Exercise instructions - Provide only the number of lines in the records below that include "Untitled".

Records for the task -
-.-.-
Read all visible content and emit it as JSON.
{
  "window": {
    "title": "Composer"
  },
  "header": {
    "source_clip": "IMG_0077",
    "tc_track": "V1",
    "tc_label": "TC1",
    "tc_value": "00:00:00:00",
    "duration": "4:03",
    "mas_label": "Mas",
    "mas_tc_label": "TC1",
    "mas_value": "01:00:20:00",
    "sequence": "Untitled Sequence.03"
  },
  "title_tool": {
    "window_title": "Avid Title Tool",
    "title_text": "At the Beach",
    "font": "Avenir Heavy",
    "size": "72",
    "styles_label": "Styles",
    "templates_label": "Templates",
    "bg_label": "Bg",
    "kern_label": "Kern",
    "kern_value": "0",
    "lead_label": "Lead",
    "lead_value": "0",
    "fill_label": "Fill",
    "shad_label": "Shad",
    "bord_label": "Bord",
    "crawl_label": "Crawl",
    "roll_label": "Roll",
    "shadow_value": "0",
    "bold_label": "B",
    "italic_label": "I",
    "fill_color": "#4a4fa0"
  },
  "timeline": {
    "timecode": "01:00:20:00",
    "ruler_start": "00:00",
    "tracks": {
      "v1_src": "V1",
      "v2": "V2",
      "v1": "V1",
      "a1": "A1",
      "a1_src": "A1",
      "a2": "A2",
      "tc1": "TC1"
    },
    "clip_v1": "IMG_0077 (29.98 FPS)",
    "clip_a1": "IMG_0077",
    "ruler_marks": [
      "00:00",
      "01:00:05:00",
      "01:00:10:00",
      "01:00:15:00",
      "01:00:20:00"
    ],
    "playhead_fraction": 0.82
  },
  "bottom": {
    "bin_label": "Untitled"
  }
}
-.-.-
Answer to this task - 2